SET PROBLEM: Exactly reproduce the lines that follow.

----------------

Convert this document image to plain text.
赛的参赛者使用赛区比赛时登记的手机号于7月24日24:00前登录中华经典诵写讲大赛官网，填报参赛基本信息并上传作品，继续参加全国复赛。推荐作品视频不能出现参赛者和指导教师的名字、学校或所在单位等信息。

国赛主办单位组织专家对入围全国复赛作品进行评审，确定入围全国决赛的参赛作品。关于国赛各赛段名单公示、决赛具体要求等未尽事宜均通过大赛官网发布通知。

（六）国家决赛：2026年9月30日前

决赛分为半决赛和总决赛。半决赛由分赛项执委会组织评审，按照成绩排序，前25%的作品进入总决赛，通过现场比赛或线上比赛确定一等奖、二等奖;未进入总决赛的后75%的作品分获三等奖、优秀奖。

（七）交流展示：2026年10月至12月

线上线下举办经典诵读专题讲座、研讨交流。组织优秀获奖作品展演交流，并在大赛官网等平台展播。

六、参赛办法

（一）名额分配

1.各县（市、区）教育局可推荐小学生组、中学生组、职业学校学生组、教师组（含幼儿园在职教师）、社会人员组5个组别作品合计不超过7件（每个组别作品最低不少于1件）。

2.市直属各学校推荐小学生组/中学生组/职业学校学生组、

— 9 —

----------------

RESPONSE TO THIS EXERCISE:
Convert this document image to plain text.
赛的参赛者使用赛区比赛时登记的手机号于7月24日24:00前登录中华经典诵写讲大赛官网，填报参赛基本信息并上传作品，继续参加全国复赛。推荐作品视频不能出现参赛者和指导教师的名字、学校或所在单位等信息。

国赛主办单位组织专家对入围全国复赛作品进行评审，确定入围全国决赛的参赛作品。关于国赛各赛段名单公示、决赛具体要求等未尽事宜均通过大赛官网发布通知。

（六）国家决赛：2026年9月30日前

决赛分为半决赛和总决赛。半决赛由分赛项执委会组织评审，按照成绩排序，前25%的作品进入总决赛，通过现场比赛或线上比赛确定一等奖、二等奖;未进入总决赛的后75%的作品分获三等奖、优秀奖。

（七）交流展示：2026年10月至12月

线上线下举办经典诵读专题讲座、研讨交流。组织优秀获奖作品展演交流，并在大赛官网等平台展播。

六、参赛办法

（一）名额分配

1.各县（市、区）教育局可推荐小学生组、中学生组、职业学校学生组、教师组（含幼儿园在职教师）、社会人员组5个组别作品合计不超过7件（每个组别作品最低不少于1件）。

2.市直属各学校推荐小学生组/中学生组/职业学校学生组、

— 9 —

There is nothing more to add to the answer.